Aim of the exercise: Could you extract every entry below and reproduce it exactly?

◆ ◆ ◆ ◆ ◆

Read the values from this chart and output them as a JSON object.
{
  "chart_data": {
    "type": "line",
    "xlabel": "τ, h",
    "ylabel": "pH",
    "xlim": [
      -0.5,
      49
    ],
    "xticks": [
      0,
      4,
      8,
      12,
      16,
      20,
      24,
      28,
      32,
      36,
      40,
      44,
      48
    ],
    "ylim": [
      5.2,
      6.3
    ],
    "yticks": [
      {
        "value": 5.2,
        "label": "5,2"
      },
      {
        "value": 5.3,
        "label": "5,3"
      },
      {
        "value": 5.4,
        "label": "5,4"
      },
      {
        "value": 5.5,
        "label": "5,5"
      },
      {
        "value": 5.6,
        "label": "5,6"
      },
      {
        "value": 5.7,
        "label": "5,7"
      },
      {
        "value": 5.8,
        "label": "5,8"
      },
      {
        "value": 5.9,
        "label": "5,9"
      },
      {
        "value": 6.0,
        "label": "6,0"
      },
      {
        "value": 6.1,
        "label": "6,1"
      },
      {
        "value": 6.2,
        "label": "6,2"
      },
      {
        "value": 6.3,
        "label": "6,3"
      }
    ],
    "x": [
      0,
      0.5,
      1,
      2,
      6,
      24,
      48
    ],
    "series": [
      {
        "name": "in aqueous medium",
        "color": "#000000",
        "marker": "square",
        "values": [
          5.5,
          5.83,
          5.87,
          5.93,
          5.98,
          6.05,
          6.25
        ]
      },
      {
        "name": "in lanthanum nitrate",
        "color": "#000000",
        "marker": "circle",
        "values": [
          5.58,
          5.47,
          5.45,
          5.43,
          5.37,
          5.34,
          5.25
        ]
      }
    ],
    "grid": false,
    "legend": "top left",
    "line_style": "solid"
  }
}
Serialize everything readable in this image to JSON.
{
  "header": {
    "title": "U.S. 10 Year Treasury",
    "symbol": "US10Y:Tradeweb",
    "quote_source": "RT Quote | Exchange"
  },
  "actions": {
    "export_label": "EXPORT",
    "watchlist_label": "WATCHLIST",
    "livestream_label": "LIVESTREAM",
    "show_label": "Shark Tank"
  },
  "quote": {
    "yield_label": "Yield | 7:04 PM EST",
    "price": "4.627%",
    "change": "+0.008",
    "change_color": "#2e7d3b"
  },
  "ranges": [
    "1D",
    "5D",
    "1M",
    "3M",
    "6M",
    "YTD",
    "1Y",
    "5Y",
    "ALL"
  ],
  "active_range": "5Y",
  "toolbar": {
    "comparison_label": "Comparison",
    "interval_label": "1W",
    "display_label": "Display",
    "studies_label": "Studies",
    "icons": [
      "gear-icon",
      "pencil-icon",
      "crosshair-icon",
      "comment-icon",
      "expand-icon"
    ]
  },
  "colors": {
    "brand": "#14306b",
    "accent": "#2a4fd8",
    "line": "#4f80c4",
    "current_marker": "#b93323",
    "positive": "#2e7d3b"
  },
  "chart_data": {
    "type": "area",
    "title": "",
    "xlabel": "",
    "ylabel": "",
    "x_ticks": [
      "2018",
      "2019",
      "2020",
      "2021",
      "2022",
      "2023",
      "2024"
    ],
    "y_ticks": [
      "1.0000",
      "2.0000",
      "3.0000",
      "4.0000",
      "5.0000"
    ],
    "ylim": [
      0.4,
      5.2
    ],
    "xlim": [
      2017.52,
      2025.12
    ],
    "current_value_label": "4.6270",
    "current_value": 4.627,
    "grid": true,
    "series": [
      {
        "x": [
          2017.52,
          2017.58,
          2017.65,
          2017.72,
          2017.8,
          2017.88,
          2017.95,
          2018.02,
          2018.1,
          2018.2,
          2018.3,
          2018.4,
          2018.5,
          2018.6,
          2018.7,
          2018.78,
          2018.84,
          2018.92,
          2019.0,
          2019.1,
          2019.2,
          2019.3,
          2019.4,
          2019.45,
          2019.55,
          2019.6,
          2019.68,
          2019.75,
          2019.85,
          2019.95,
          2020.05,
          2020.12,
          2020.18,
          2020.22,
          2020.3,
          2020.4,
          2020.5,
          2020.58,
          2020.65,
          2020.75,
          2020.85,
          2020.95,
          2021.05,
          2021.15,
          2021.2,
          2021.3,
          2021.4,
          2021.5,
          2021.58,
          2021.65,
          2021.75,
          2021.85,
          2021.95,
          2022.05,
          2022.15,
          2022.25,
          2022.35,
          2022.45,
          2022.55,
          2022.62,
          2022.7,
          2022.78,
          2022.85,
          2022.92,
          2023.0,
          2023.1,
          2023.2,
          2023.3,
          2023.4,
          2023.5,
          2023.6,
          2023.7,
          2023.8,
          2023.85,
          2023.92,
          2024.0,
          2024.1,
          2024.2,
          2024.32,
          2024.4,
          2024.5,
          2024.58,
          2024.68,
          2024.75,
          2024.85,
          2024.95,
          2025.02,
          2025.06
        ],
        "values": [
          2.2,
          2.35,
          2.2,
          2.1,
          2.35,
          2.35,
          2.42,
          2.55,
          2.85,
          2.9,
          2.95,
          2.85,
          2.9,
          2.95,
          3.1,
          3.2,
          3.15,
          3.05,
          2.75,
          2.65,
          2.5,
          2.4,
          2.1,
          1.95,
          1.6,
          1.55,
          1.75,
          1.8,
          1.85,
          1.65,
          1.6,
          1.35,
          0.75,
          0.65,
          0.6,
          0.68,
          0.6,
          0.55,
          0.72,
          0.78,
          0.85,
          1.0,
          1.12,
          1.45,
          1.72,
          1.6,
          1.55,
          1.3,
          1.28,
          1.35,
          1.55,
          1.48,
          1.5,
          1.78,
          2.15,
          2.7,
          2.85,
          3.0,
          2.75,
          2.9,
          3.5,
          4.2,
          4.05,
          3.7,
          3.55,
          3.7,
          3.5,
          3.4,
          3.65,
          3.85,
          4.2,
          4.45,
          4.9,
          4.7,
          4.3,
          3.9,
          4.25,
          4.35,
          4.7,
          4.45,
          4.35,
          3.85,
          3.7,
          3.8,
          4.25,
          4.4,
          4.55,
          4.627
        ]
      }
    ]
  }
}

◆ ◆ ◆ ◆ ◆

Response to this exercise:
Read the values from this chart and output them as a JSON object.
{
  "chart_data": {
    "type": "line",
    "xlabel": "τ, h",
    "ylabel": "pH",
    "xlim": [
      -0.5,
      49
    ],
    "xticks": [
      0,
      4,
      8,
      12,
      16,
      20,
      24,
      28,
      32,
      36,
      40,
      44,
      48
    ],
    "ylim": [
      5.2,
      6.3
    ],
    "yticks": [
      {
        "value": 5.2,
        "label": "5,2"
      },
      {
        "value": 5.3,
        "label": "5,3"
      },
      {
        "value": 5.4,
        "label": "5,4"
      },
      {
        "value": 5.5,
        "label": "5,5"
      },
      {
        "value": 5.6,
        "label": "5,6"
      },
      {
        "value": 5.7,
        "label": "5,7"
      },
      {
        "value": 5.8,
        "label": "5,8"
      },
      {
        "value": 5.9,
        "label": "5,9"
      },
      {
        "value": 6.0,
        "label": "6,0"
      },
      {
        "value": 6.1,
        "label": "6,1"
      },
      {
        "value": 6.2,
        "label": "6,2"
      },
      {
        "value": 6.3,
        "label": "6,3"
      }
    ],
    "x": [
      0,
      0.5,
      1,
      2,
      6,
      24,
      48
    ],
    "series": [
      {
        "name": "in aqueous medium",
        "color": "#000000",
        "marker": "square",
        "values": [
          5.5,
          5.83,
          5.87,
          5.93,
          5.98,
          6.05,
          6.25
        ]
      },
      {
        "name": "in lanthanum nitrate",
        "color": "#000000",
        "marker": "circle",
        "values": [
          5.58,
          5.47,
          5.45,
          5.43,
          5.37,
          5.34,
          5.25
        ]
      }
    ],
    "grid": false,
    "legend": "top left",
    "line_style": "solid"
  }
}
Serialize everything readable in this image to JSON.
{
  "header": {
    "title": "U.S. 10 Year Treasury",
    "symbol": "US10Y:Tradeweb",
    "quote_source": "RT Quote | Exchange"
  },
  "actions": {
    "export_label": "EXPORT",
    "watchlist_label": "WATCHLIST",
    "livestream_label": "LIVESTREAM",
    "show_label": "Shark Tank"
  },
  "quote": {
    "yield_label": "Yield | 7:04 PM EST",
    "price": "4.627%",
    "change": "+0.008",
    "change_color": "#2e7d3b"
  },
  "ranges": [
    "1D",
    "5D",
    "1M",
    "3M",
    "6M",
    "YTD",
    "1Y",
    "5Y",
    "ALL"
  ],
  "active_range": "5Y",
  "toolbar": {
    "comparison_label": "Comparison",
    "interval_label": "1W",
    "display_label": "Display",
    "studies_label": "Studies",
    "icons": [
      "gear-icon",
      "pencil-icon",
      "crosshair-icon",
      "comment-icon",
      "expand-icon"
    ]
  },
  "colors": {
    "brand": "#14306b",
    "accent": "#2a4fd8",
    "line": "#4f80c4",
    "current_marker": "#b93323",
    "positive": "#2e7d3b"
  },
  "chart_data": {
    "type": "area",
    "title": "",
    "xlabel": "",
    "ylabel": "",
    "x_ticks": [
      "2018",
      "2019",
      "2020",
      "2021",
      "2022",
      "2023",
      "2024"
    ],
    "y_ticks": [
      "1.0000",
      "2.0000",
      "3.0000",
      "4.0000",
      "5.0000"
    ],
    "ylim": [
      0.4,
      5.2
    ],
    "xlim": [
      2017.52,
      2025.12
    ],
    "current_value_label": "4.6270",
    "current_value": 4.627,
    "grid": true,
    "series": [
      {
        "x": [
          2017.52,
          2017.58,
          2017.65,
          2017.72,
          2017.8,
          2017.88,
          2017.95,
          2018.02,
          2018.1,
          2018.2,
          2018.3,
          2018.4,
          2018.5,
          2018.6,
          2018.7,
          2018.78,
          2018.84,
          2018.92,
          2019.0,
          2019.1,
          2019.2,
          2019.3,
          2019.4,
          2019.45,
          2019.55,
          2019.6,
          2019.68,
          2019.75,
          2019.85,
          2019.95,
          2020.05,
          2020.12,
          2020.18,
          2020.22,
          2020.3,
          2020.4,
          2020.5,
          2020.58,
          2020.65,
          2020.75,
          2020.85,
          2020.95,
          2021.05,
          2021.15,
          2021.2,
          2021.3,
          2021.4,
          2021.5,
          2021.58,
          2021.65,
          2021.75,
          2021.85,
          2021.95,
          2022.05,
          2022.15,
          2022.25,
          2022.35,
          2022.45,
          2022.55,
          2022.62,
          2022.7,
          2022.78,
          2022.85,
          2022.92,
          2023.0,
          2023.1,
          2023.2,
          2023.3,
          2023.4,
          2023.5,
          2023.6,
          2023.7,
          2023.8,
          2023.85,
          2023.92,
          2024.0,
          2024.1,
          2024.2,
          2024.32,
          2024.4,
          2024.5,
          2024.58,
          2024.68,
          2024.75,
          2024.85,
          2024.95,
          2025.02,
          2025.06
        ],
        "values": [
          2.2,
          2.35,
          2.2,
          2.1,
          2.35,
          2.35,
          2.42,
          2.55,
          2.85,
          2.9,
          2.95,
          2.85,
          2.9,
          2.95,
          3.1,
          3.2,
          3.15,
          3.05,
          2.75,
          2.65,
          2.5,
          2.4,
          2.1,
          1.95,
          1.6,
          1.55,
          1.75,
          1.8,
          1.85,
          1.65,
          1.6,
          1.35,
          0.75,
          0.65,
          0.6,
          0.68,
          0.6,
          0.55,
          0.72,
          0.78,
          0.85,
          1.0,
          1.12,
          1.45,
          1.72,
          1.6,
          1.55,
          1.3,
          1.28,
          1.35,
          1.55,
          1.48,
          1.5,
          1.78,
          2.15,
          2.7,
          2.85,
          3.0,
          2.75,
          2.9,
          3.5,
          4.2,
          4.05,
          3.7,
          3.55,
          3.7,
          3.5,
          3.4,
          3.65,
          3.85,
          4.2,
          4.45,
          4.9,
          4.7,
          4.3,
          3.9,
          4.25,
          4.35,
          4.7,
          4.45,
          4.35,
          3.85,
          3.7,
          3.8,
          4.25,
          4.4,
          4.55,
          4.627
        ]
      }
    ]
  }
}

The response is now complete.